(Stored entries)

————

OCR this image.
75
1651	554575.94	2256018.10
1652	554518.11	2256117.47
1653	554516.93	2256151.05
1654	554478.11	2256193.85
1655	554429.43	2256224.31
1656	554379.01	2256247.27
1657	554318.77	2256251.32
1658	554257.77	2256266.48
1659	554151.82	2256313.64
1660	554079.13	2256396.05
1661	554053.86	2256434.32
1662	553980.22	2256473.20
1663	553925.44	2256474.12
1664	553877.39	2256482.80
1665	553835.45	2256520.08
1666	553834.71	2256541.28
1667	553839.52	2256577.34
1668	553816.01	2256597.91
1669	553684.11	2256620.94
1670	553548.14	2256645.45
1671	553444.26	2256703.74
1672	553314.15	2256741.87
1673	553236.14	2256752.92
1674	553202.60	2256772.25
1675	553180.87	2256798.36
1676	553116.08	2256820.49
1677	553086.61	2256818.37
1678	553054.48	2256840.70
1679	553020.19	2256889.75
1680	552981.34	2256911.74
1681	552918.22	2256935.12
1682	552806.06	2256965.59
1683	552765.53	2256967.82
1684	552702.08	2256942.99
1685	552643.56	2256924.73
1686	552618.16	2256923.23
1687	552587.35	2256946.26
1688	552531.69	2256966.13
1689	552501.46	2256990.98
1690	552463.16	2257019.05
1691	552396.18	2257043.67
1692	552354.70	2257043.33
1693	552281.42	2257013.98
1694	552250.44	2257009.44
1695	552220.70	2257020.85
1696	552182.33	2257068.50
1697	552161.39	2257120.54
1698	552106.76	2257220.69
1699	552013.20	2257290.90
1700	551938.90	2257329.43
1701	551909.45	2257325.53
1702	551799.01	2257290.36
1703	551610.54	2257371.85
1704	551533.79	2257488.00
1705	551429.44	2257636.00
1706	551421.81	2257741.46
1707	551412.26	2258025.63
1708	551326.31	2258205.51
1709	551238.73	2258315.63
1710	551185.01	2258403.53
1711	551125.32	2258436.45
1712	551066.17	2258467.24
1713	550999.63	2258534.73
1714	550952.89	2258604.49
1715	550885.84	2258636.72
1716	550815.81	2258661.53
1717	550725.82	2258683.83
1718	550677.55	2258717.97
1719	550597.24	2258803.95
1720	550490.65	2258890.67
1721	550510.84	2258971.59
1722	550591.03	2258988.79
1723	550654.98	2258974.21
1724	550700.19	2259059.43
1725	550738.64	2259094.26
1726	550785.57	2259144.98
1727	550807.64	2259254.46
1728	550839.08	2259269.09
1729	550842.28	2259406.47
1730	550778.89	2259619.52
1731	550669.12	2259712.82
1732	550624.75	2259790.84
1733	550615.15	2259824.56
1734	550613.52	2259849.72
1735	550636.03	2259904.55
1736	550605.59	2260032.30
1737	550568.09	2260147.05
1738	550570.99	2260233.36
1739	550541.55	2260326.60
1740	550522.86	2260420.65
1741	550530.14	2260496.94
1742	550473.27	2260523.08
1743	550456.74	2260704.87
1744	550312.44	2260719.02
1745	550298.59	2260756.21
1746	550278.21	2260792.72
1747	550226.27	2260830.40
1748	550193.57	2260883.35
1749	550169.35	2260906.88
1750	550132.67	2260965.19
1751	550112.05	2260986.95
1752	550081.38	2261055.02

————

Short problem: Print all of the data exactly as it was given.

Solution below:
OCR this image.
75
1651	554575.94	2256018.10
1652	554518.11	2256117.47
1653	554516.93	2256151.05
1654	554478.11	2256193.85
1655	554429.43	2256224.31
1656	554379.01	2256247.27
1657	554318.77	2256251.32
1658	554257.77	2256266.48
1659	554151.82	2256313.64
1660	554079.13	2256396.05
1661	554053.86	2256434.32
1662	553980.22	2256473.20
1663	553925.44	2256474.12
1664	553877.39	2256482.80
1665	553835.45	2256520.08
1666	553834.71	2256541.28
1667	553839.52	2256577.34
1668	553816.01	2256597.91
1669	553684.11	2256620.94
1670	553548.14	2256645.45
1671	553444.26	2256703.74
1672	553314.15	2256741.87
1673	553236.14	2256752.92
1674	553202.60	2256772.25
1675	553180.87	2256798.36
1676	553116.08	2256820.49
1677	553086.61	2256818.37
1678	553054.48	2256840.70
1679	553020.19	2256889.75
1680	552981.34	2256911.74
1681	552918.22	2256935.12
1682	552806.06	2256965.59
1683	552765.53	2256967.82
1684	552702.08	2256942.99
1685	552643.56	2256924.73
1686	552618.16	2256923.23
1687	552587.35	2256946.26
1688	552531.69	2256966.13
1689	552501.46	2256990.98
1690	552463.16	2257019.05
1691	552396.18	2257043.67
1692	552354.70	2257043.33
1693	552281.42	2257013.98
1694	552250.44	2257009.44
1695	552220.70	2257020.85
1696	552182.33	2257068.50
1697	552161.39	2257120.54
1698	552106.76	2257220.69
1699	552013.20	2257290.90
1700	551938.90	2257329.43
1701	551909.45	2257325.53
1702	551799.01	2257290.36
1703	551610.54	2257371.85
1704	551533.79	2257488.00
1705	551429.44	2257636.00
1706	551421.81	2257741.46
1707	551412.26	2258025.63
1708	551326.31	2258205.51
1709	551238.73	2258315.63
1710	551185.01	2258403.53
1711	551125.32	2258436.45
1712	551066.17	2258467.24
1713	550999.63	2258534.73
1714	550952.89	2258604.49
1715	550885.84	2258636.72
1716	550815.81	2258661.53
1717	550725.82	2258683.83
1718	550677.55	2258717.97
1719	550597.24	2258803.95
1720	550490.65	2258890.67
1721	550510.84	2258971.59
1722	550591.03	2258988.79
1723	550654.98	2258974.21
1724	550700.19	2259059.43
1725	550738.64	2259094.26
1726	550785.57	2259144.98
1727	550807.64	2259254.46
1728	550839.08	2259269.09
1729	550842.28	2259406.47
1730	550778.89	2259619.52
1731	550669.12	2259712.82
1732	550624.75	2259790.84
1733	550615.15	2259824.56
1734	550613.52	2259849.72
1735	550636.03	2259904.55
1736	550605.59	2260032.30
1737	550568.09	2260147.05
1738	550570.99	2260233.36
1739	550541.55	2260326.60
1740	550522.86	2260420.65
1741	550530.14	2260496.94
1742	550473.27	2260523.08
1743	550456.74	2260704.87
1744	550312.44	2260719.02
1745	550298.59	2260756.21
1746	550278.21	2260792.72
1747	550226.27	2260830.40
1748	550193.57	2260883.35
1749	550169.35	2260906.88
1750	550132.67	2260965.19
1751	550112.05	2260986.95
1752	550081.38	2261055.02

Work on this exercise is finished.